_WHAT TO WORK ON_
Which lines of the data below hold "title"? Copy each of them.

────────────────────

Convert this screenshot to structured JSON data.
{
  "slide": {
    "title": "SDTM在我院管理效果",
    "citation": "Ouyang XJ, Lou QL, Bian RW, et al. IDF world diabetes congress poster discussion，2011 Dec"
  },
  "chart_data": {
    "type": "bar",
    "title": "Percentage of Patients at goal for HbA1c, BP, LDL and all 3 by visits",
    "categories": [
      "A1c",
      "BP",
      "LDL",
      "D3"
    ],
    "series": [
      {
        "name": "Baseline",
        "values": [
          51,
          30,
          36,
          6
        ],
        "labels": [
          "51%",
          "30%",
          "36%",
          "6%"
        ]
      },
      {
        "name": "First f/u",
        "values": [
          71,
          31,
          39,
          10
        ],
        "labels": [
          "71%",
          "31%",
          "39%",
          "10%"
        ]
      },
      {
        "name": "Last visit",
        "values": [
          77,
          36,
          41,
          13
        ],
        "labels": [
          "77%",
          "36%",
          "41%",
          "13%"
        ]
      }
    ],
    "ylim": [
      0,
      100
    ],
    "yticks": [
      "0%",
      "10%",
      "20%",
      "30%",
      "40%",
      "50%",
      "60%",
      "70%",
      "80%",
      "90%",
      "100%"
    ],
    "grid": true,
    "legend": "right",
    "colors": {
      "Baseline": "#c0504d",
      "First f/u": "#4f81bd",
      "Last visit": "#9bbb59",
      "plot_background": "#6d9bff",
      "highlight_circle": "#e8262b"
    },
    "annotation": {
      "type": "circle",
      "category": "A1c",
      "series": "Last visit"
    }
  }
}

────────────────────

_RESULT FOR THIS TASK_
    "title": "SDTM在我院管理效果",
    "title": "Percentage of Patients at goal for HbA1c, BP, LDL and all 3 by visits",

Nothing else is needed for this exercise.